-- Begin --

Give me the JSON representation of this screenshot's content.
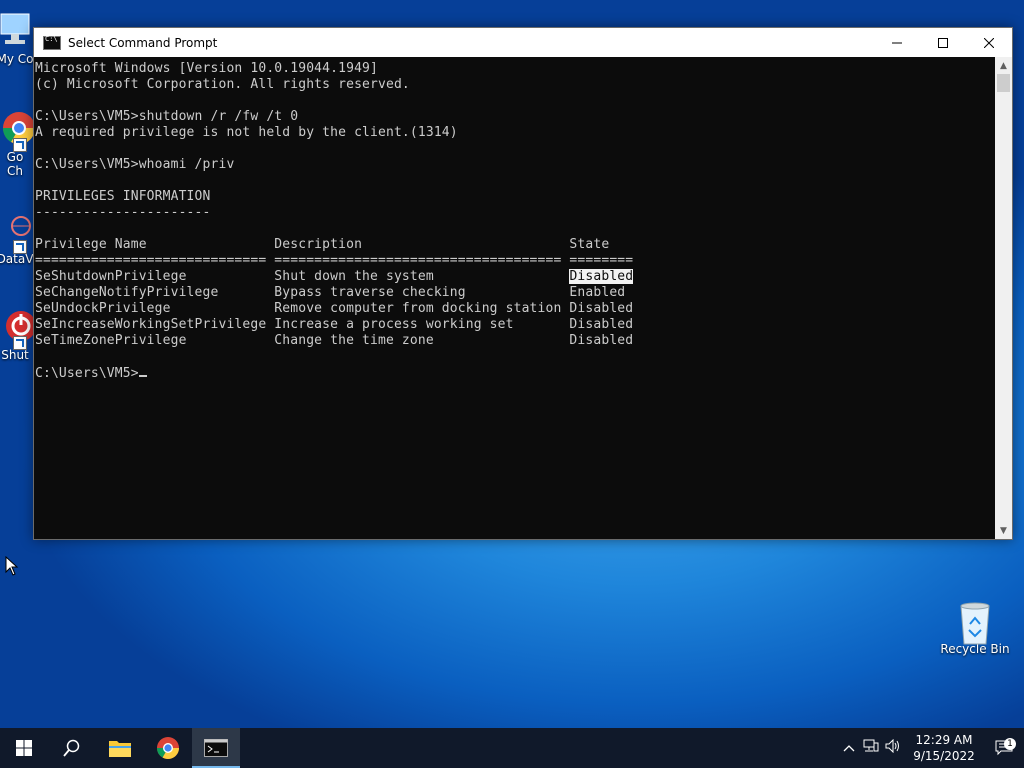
{
  "window": {
    "title": "Select Command Prompt",
    "console": {
      "lines": [
        "Microsoft Windows [Version 10.0.19044.1949]",
        "(c) Microsoft Corporation. All rights reserved.",
        "",
        "C:\\Users\\VM5>shutdown /r /fw /t 0",
        "A required privilege is not held by the client.(1314)",
        "",
        "C:\\Users\\VM5>whoami /priv",
        "",
        "PRIVILEGES INFORMATION",
        "----------------------",
        "",
        "Privilege Name                Description                          State",
        "============================= ==================================== ========",
        "SeShutdownPrivilege           Shut down the system                 ",
        "SeChangeNotifyPrivilege       Bypass traverse checking             Enabled",
        "SeUndockPrivilege             Remove computer from docking station Disabled",
        "SeIncreaseWorkingSetPrivilege Increase a process working set       Disabled",
        "SeTimeZonePrivilege           Change the time zone                 Disabled",
        "",
        "C:\\Users\\VM5>"
      ],
      "selected_text": "Disabled"
    }
  },
  "desktop": {
    "icons": [
      {
        "label": "My Co"
      },
      {
        "label": "Go\nCh"
      },
      {
        "label": "DataV"
      },
      {
        "label": "Shut"
      },
      {
        "label": "Recycle Bin"
      }
    ]
  },
  "taskbar": {
    "clock_time": "12:29 AM",
    "clock_date": "9/15/2022",
    "notification_count": "1"
  },
  "colors": {
    "console_bg": "#0c0c0c",
    "console_fg": "#cccccc",
    "taskbar_bg": "#10192a",
    "accent": "#76b9ed"
  }
}
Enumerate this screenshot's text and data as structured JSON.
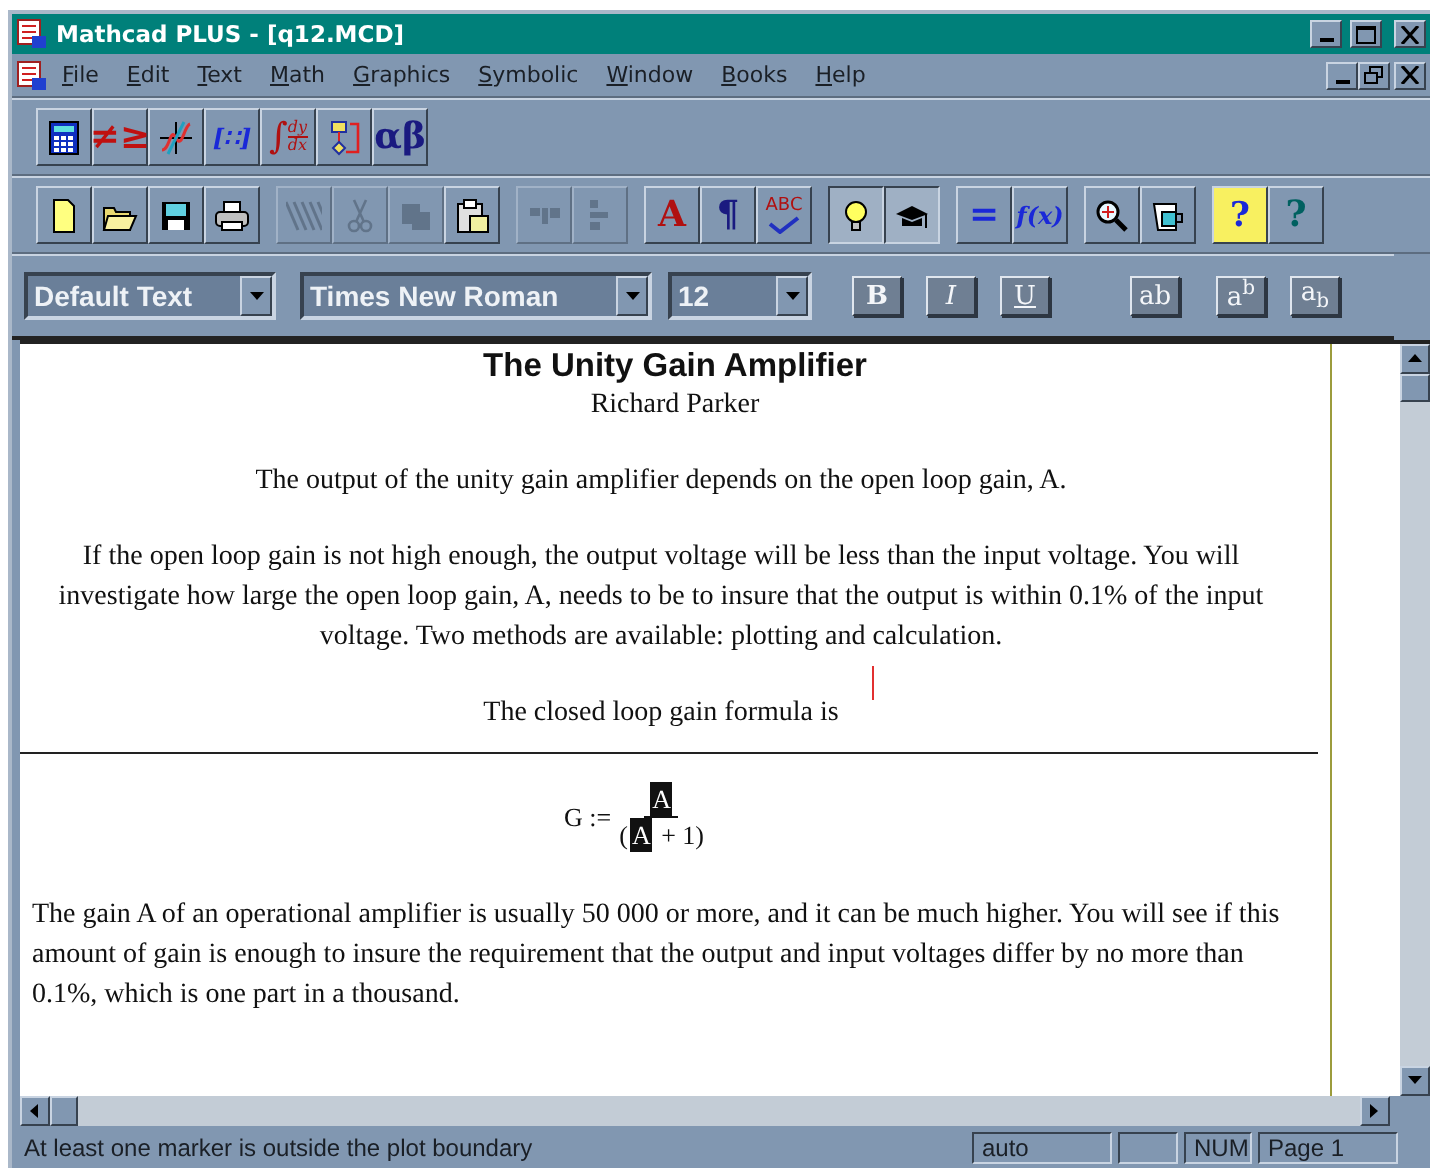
{
  "window": {
    "title": "Mathcad PLUS - [q12.MCD]"
  },
  "menu": [
    {
      "label": "File"
    },
    {
      "label": "Edit"
    },
    {
      "label": "Text"
    },
    {
      "label": "Math"
    },
    {
      "label": "Graphics"
    },
    {
      "label": "Symbolic"
    },
    {
      "label": "Window"
    },
    {
      "label": "Books"
    },
    {
      "label": "Help"
    }
  ],
  "palette_toolbar": [
    {
      "kind": "calculator"
    },
    {
      "kind": "relational",
      "label": "≠≥"
    },
    {
      "kind": "graph"
    },
    {
      "kind": "matrix",
      "label": "[∷]"
    },
    {
      "kind": "calculus",
      "label": "∫",
      "numerator": "dy",
      "denominator": "dx"
    },
    {
      "kind": "program"
    },
    {
      "kind": "greek",
      "label": "αβ"
    }
  ],
  "standard_toolbar": [
    [
      {
        "kind": "new",
        "disabled": false,
        "pressed": false
      },
      {
        "kind": "open",
        "disabled": false,
        "pressed": false
      },
      {
        "kind": "save",
        "disabled": false,
        "pressed": false
      },
      {
        "kind": "print",
        "disabled": false,
        "pressed": false
      }
    ],
    [
      {
        "kind": "cut-region",
        "disabled": true,
        "pressed": false
      },
      {
        "kind": "scissors",
        "disabled": true,
        "pressed": false
      },
      {
        "kind": "copy",
        "disabled": true,
        "pressed": false
      },
      {
        "kind": "paste",
        "disabled": false,
        "pressed": false
      }
    ],
    [
      {
        "kind": "align-across",
        "disabled": true,
        "pressed": false
      },
      {
        "kind": "align-down",
        "disabled": true,
        "pressed": false
      }
    ],
    [
      {
        "kind": "text-style",
        "label": "A",
        "disabled": false,
        "pressed": false
      },
      {
        "kind": "paragraph",
        "label": "¶",
        "disabled": false,
        "pressed": false
      },
      {
        "kind": "spell",
        "label": "ABC",
        "disabled": false,
        "pressed": false
      }
    ],
    [
      {
        "kind": "bulb",
        "disabled": false,
        "pressed": true
      },
      {
        "kind": "cap",
        "disabled": false,
        "pressed": true
      }
    ],
    [
      {
        "kind": "evaluate",
        "label": "=",
        "disabled": false,
        "pressed": false
      },
      {
        "kind": "function",
        "label": "f(x)",
        "disabled": false,
        "pressed": false
      }
    ],
    [
      {
        "kind": "zoom",
        "disabled": false,
        "pressed": false
      },
      {
        "kind": "resource",
        "disabled": false,
        "pressed": false
      }
    ],
    [
      {
        "kind": "note-help",
        "label": "?",
        "disabled": false,
        "pressed": false
      },
      {
        "kind": "help",
        "label": "?",
        "disabled": false,
        "pressed": false
      }
    ]
  ],
  "format_bar": {
    "style": {
      "value": "Default Text",
      "disabled": true
    },
    "font": {
      "value": "Times New Roman",
      "disabled": true
    },
    "size": {
      "value": "12",
      "disabled": true
    },
    "buttons": [
      {
        "label": "B",
        "kind": "bold"
      },
      {
        "label": "I",
        "kind": "italic"
      },
      {
        "label": "U",
        "kind": "underline"
      },
      {
        "label": "ab",
        "kind": "plain"
      },
      {
        "label": "a$^{b}$",
        "kind": "superscript"
      },
      {
        "label": "a$_{b}$",
        "kind": "subscript"
      }
    ]
  },
  "document": {
    "title": "The Unity Gain Amplifier",
    "author": "Richard Parker",
    "paragraphs_top": [
      "The output of the unity gain amplifier depends on the open loop gain, A.",
      "If the open loop gain is not high enough, the output voltage will be less than the input voltage.  You will investigate how large the open loop gain, A, needs to be to insure that the output is within 0.1% of the input voltage.  Two methods are available:  plotting and calculation.",
      "The closed loop gain formula is"
    ],
    "formula": {
      "lhs": "G :=",
      "numerator": [
        {
          "text": "A",
          "highlighted": true
        }
      ],
      "denominator": [
        {
          "text": "(",
          "highlighted": false
        },
        {
          "text": "A",
          "highlighted": true
        },
        {
          "text": " + 1)",
          "highlighted": false
        }
      ]
    },
    "paragraphs_bottom": [
      "The gain A of an operational amplifier is usually 50 000 or more, and it can be much higher. You will see if this amount of gain is enough to insure the requirement that the output and input voltages differ by no more than 0.1%, which is one part in a thousand."
    ]
  },
  "status_bar": {
    "message": "At least one marker is outside the  plot boundary",
    "mode": "auto",
    "num": "NUM",
    "page": "Page 1"
  }
}
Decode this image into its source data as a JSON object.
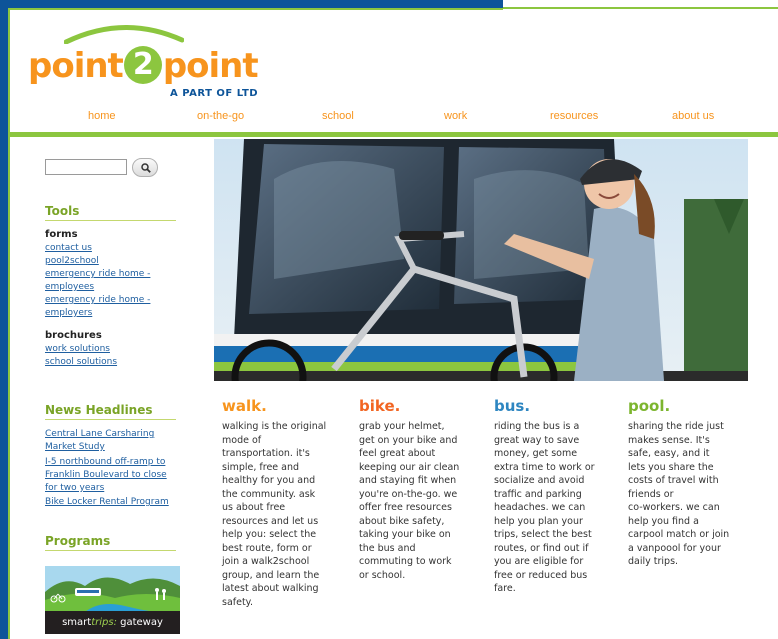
{
  "brand": {
    "name_part1": "point",
    "name_two": "2",
    "name_part2": "point",
    "tagline": "A PART OF LTD"
  },
  "nav": [
    {
      "label": "home"
    },
    {
      "label": "on-the-go"
    },
    {
      "label": "school"
    },
    {
      "label": "work"
    },
    {
      "label": "resources"
    },
    {
      "label": "about us"
    }
  ],
  "search": {
    "placeholder": ""
  },
  "sidebar": {
    "tools": {
      "heading": "Tools",
      "forms_heading": "forms",
      "forms_links": [
        "contact us",
        "pool2school",
        "emergency ride home -",
        "employees",
        "emergency ride home -",
        "employers"
      ],
      "brochures_heading": "brochures",
      "brochures_links": [
        "work solutions",
        "school solutions"
      ]
    },
    "news": {
      "heading": "News Headlines",
      "items": [
        [
          "Central Lane Carsharing",
          "Market Study"
        ],
        [
          "I-5 northbound off-ramp to",
          "Franklin Boulevard to close",
          "for two years"
        ],
        [
          "Bike Locker Rental Program"
        ]
      ]
    },
    "programs": {
      "heading": "Programs",
      "banner_part1": "smart",
      "banner_part2": "trips:",
      "banner_part3": " gateway"
    }
  },
  "colors": {
    "orange": "#f7941d",
    "green": "#8cc63f",
    "blue": "#0d5499",
    "link": "#1f5fa0"
  },
  "columns": [
    {
      "title": "walk.",
      "color": "#f7941d",
      "lines": [
        "walking is the original",
        "mode of",
        "transportation. it's",
        "simple, free and",
        "healthy for you and",
        "the community. ask",
        "us about free",
        "resources and let us",
        "help you: select the",
        "best route, form or",
        "join a walk2school",
        "group, and learn the",
        "latest about walking",
        "safety."
      ]
    },
    {
      "title": "bike.",
      "color": "#f26522",
      "lines": [
        "grab your helmet,",
        "get on your bike and",
        "feel great about",
        "keeping our air clean",
        "and staying fit when",
        "you're on-the-go. we",
        "offer free resources",
        "about  bike safety,",
        "taking your bike on",
        "the bus and",
        "commuting to work",
        "or school."
      ]
    },
    {
      "title": "bus.",
      "color": "#2e86c1",
      "lines": [
        "riding the bus is a",
        "great way to save",
        "money, get some",
        "extra time to work or",
        "socialize and avoid",
        "traffic and parking",
        "headaches. we can",
        "help you plan your",
        "trips, select the best",
        "routes, or find out if",
        "you are eligible for",
        "free or reduced bus",
        "fare."
      ]
    },
    {
      "title": "pool.",
      "color": "#7cb52e",
      "lines": [
        "sharing the ride just",
        "makes sense. It's",
        "safe, easy, and it",
        "lets you share the",
        "costs of travel with",
        "friends or",
        "co-workers. we can",
        "help you find a",
        "carpool match or join",
        "a vanpoool for your",
        "daily trips."
      ]
    }
  ]
}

-- End --

Instruction >> Lines containing the word "insure" must all be returned from the material above.

Completed task >>
      "If the open loop gain is not high enough, the output voltage will be less than the input voltage.  You will investigate how large the open loop gain, A, needs to be to insure that the output is within 0.1% of the input voltage.  Two methods are available:  plotting and calculation.",
      "The gain A of an operational amplifier is usually 50 000 or more, and it can be much higher. You will see if this amount of gain is enough to insure the requirement that the output and input voltages differ by no more than 0.1%, which is one part in a thousand."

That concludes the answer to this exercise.